:: Aim of the task ::
Return the lines below that carry the word "simple".

(Items from an interface collection)
-- -- --

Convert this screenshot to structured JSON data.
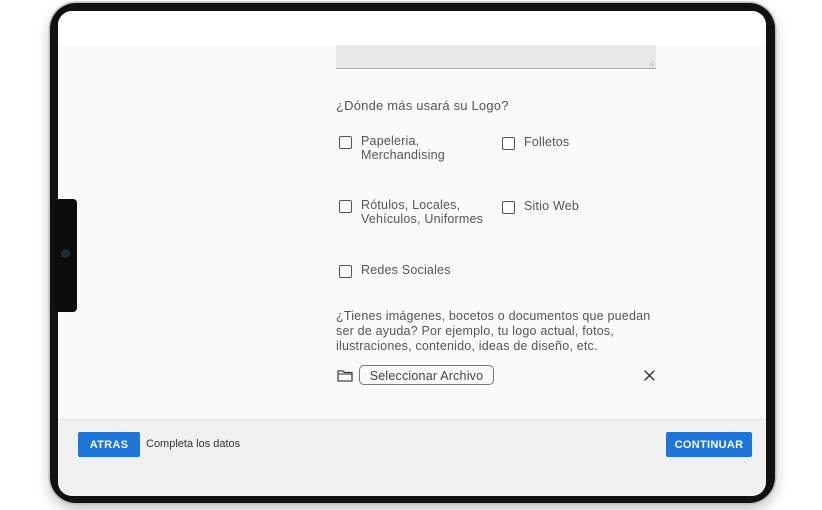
{
  "form": {
    "question_logo_usage": "¿Dónde más usará su Logo?",
    "options": [
      {
        "label_line1": "Papeleria,",
        "label_line2": "Merchandising",
        "checked": false
      },
      {
        "label_line1": "Folletos",
        "label_line2": "",
        "checked": false
      },
      {
        "label_line1": "Rótulos, Locales,",
        "label_line2": "Vehículos, Uniformes",
        "checked": false
      },
      {
        "label_line1": "Sitio Web",
        "label_line2": "",
        "checked": false
      },
      {
        "label_line1": "Redes Sociales",
        "label_line2": "",
        "checked": false
      }
    ],
    "question_files_line1": "¿Tienes imágenes, bocetos o documentos que puedan",
    "question_files_line2": "ser de ayuda? Por ejemplo, tu logo actual, fotos,",
    "question_files_line3": "ilustraciones, contenido, ideas de diseño, etc.",
    "file_button_label": "Seleccionar Archivo",
    "folder_icon": "folder-icon",
    "clear_icon": "close-icon"
  },
  "footer": {
    "back_label": "ATRAS",
    "status_text": "Completa los datos",
    "continue_label": "CONTINUAR"
  },
  "colors": {
    "primary_button": "#1f74d8",
    "text": "#555555",
    "footer_bg": "#f0f0f0",
    "device_frame": "#111111"
  }
}
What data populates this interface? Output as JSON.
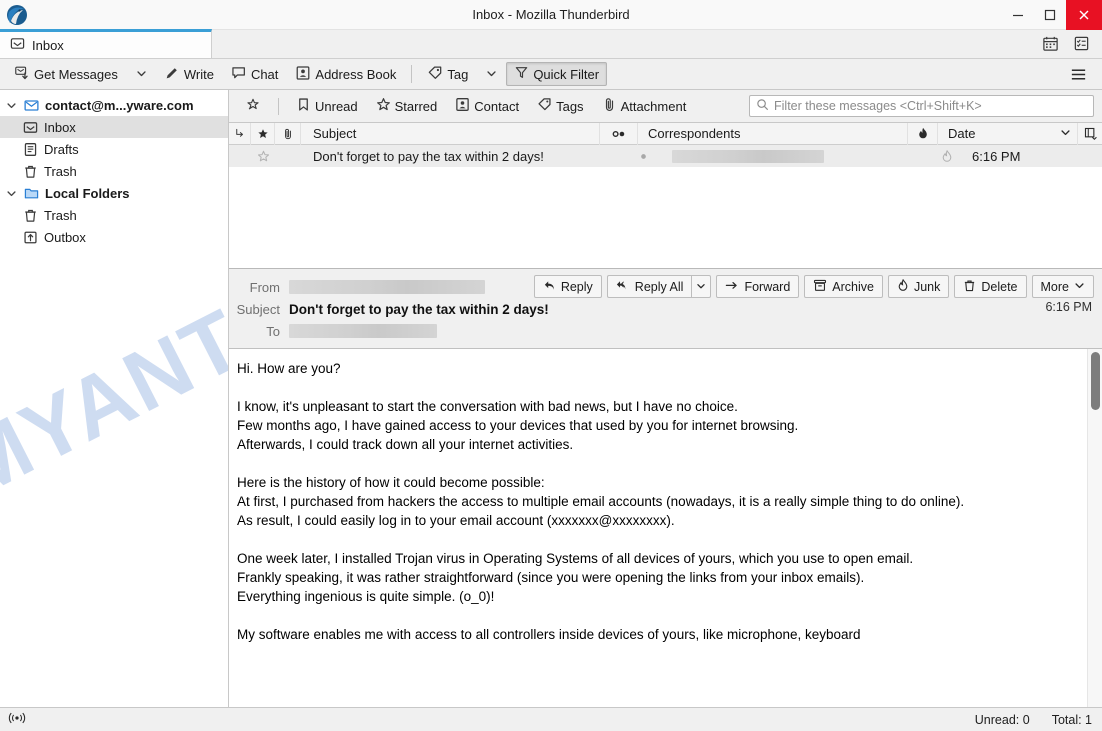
{
  "window": {
    "title": "Inbox - Mozilla Thunderbird",
    "minimize_label": "Minimize",
    "maximize_label": "Maximize",
    "close_label": "Close"
  },
  "watermark": {
    "text": "MYANTISPYWARE.COM",
    "color": "#5e8cd0"
  },
  "tabs": {
    "items": [
      {
        "label": "Inbox",
        "icon": "inbox-icon",
        "active": true
      }
    ],
    "right_icons": [
      {
        "name": "calendar-icon",
        "label": "Calendar"
      },
      {
        "name": "tasks-icon",
        "label": "Tasks"
      }
    ]
  },
  "toolbar": {
    "get_messages": "Get Messages",
    "write": "Write",
    "chat": "Chat",
    "address_book": "Address Book",
    "tag": "Tag",
    "quick_filter": "Quick Filter",
    "quick_filter_active": true,
    "menu": "App Menu"
  },
  "folder_pane": {
    "rows": [
      {
        "label": "contact@m...ywarе.com",
        "display": "contact@m...yware.com",
        "icon": "mail-account-icon",
        "level": 0,
        "bold": true,
        "twisty": true,
        "selected": false
      },
      {
        "label": "Inbox",
        "icon": "inbox-icon",
        "level": 1,
        "bold": false,
        "twisty": false,
        "selected": true
      },
      {
        "label": "Drafts",
        "icon": "drafts-icon",
        "level": 1,
        "bold": false,
        "twisty": false,
        "selected": false
      },
      {
        "label": "Trash",
        "icon": "trash-icon",
        "level": 1,
        "bold": false,
        "twisty": false,
        "selected": false
      },
      {
        "label": "Local Folders",
        "icon": "folder-icon",
        "level": 0,
        "bold": true,
        "twisty": true,
        "selected": false
      },
      {
        "label": "Trash",
        "icon": "trash-icon",
        "level": 1,
        "bold": false,
        "twisty": false,
        "selected": false
      },
      {
        "label": "Outbox",
        "icon": "outbox-icon",
        "level": 1,
        "bold": false,
        "twisty": false,
        "selected": false
      }
    ]
  },
  "quick_filter": {
    "buttons": [
      {
        "label": "Unread",
        "icon": "unread-icon"
      },
      {
        "label": "Starred",
        "icon": "star-icon"
      },
      {
        "label": "Contact",
        "icon": "contact-icon"
      },
      {
        "label": "Tags",
        "icon": "tag-icon"
      },
      {
        "label": "Attachment",
        "icon": "attachment-icon"
      }
    ],
    "pin_icon": "pin-star-icon",
    "search_placeholder": "Filter these messages <Ctrl+Shift+K>",
    "search_value": ""
  },
  "message_list": {
    "columns": [
      {
        "key": "thread",
        "label": "",
        "icon": "thread-icon"
      },
      {
        "key": "star",
        "label": "",
        "icon": "star-icon"
      },
      {
        "key": "attachment",
        "label": "",
        "icon": "attachment-icon"
      },
      {
        "key": "subject",
        "label": "Subject"
      },
      {
        "key": "unread",
        "label": "",
        "icon": "unread-dot-icon"
      },
      {
        "key": "correspondents",
        "label": "Correspondents"
      },
      {
        "key": "junk",
        "label": "",
        "icon": "junk-icon"
      },
      {
        "key": "date",
        "label": "Date",
        "sorted": true,
        "sort_dir": "desc"
      },
      {
        "key": "picker",
        "label": "",
        "icon": "column-picker-icon"
      }
    ],
    "rows": [
      {
        "subject": "Don't forget to pay the tax within 2 days!",
        "correspondents": "",
        "correspondents_redacted": true,
        "date": "6:16 PM",
        "starred": false,
        "selected": true
      }
    ]
  },
  "message_header": {
    "from_label": "From",
    "from_value": "",
    "from_redacted": true,
    "subject_label": "Subject",
    "subject_value": "Don't forget to pay the tax within 2 days!",
    "to_label": "To",
    "to_value": "",
    "to_redacted": true,
    "date": "6:16 PM",
    "actions": [
      {
        "label": "Reply",
        "icon": "reply-icon",
        "split": false
      },
      {
        "label": "Reply All",
        "icon": "reply-all-icon",
        "split": true
      },
      {
        "label": "Forward",
        "icon": "forward-icon",
        "split": false
      },
      {
        "label": "Archive",
        "icon": "archive-icon",
        "split": false
      },
      {
        "label": "Junk",
        "icon": "junk-icon",
        "split": false
      },
      {
        "label": "Delete",
        "icon": "trash-icon",
        "split": false
      },
      {
        "label": "More",
        "icon": "chevron-down-icon",
        "split": false
      }
    ]
  },
  "message_body": {
    "paragraphs": [
      "Hi. How are you?",
      "I know, it's unpleasant to start the conversation with bad news, but I have no choice.\nFew months ago, I have gained access to your devices that used by you for internet browsing.\nAfterwards, I could track down all your internet activities.",
      "Here is the history of how it could become possible:\nAt first, I purchased from hackers the access to multiple email accounts (nowadays, it is a really simple thing to do online).\nAs result, I could easily log in to your email account (xxxxxxx@xxxxxxxx).",
      "One week later, I installed Trojan virus in Operating Systems of all devices of yours, which you use to open email.\nFrankly speaking, it was rather straightforward (since you were opening the links from your inbox emails).\nEverything ingenious is quite simple. (o_0)!",
      "My software enables me with access to all controllers inside devices of yours, like microphone, keyboard"
    ]
  },
  "status_bar": {
    "network_icon": "network-activity-icon",
    "unread": "Unread: 0",
    "total": "Total: 1"
  }
}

-- -- --

:: Task output ::
      "Here is the history of how it could become possible:\nAt first, I purchased from hackers the access to multiple email accounts (nowadays, it is a really simple thing to do online).\nAs result, I could easily log in to your email account (xxxxxxx@xxxxxxxx).",
      "One week later, I installed Trojan virus in Operating Systems of all devices of yours, which you use to open email.\nFrankly speaking, it was rather straightforward (since you were opening the links from your inbox emails).\nEverything ingenious is quite simple. (o_0)!",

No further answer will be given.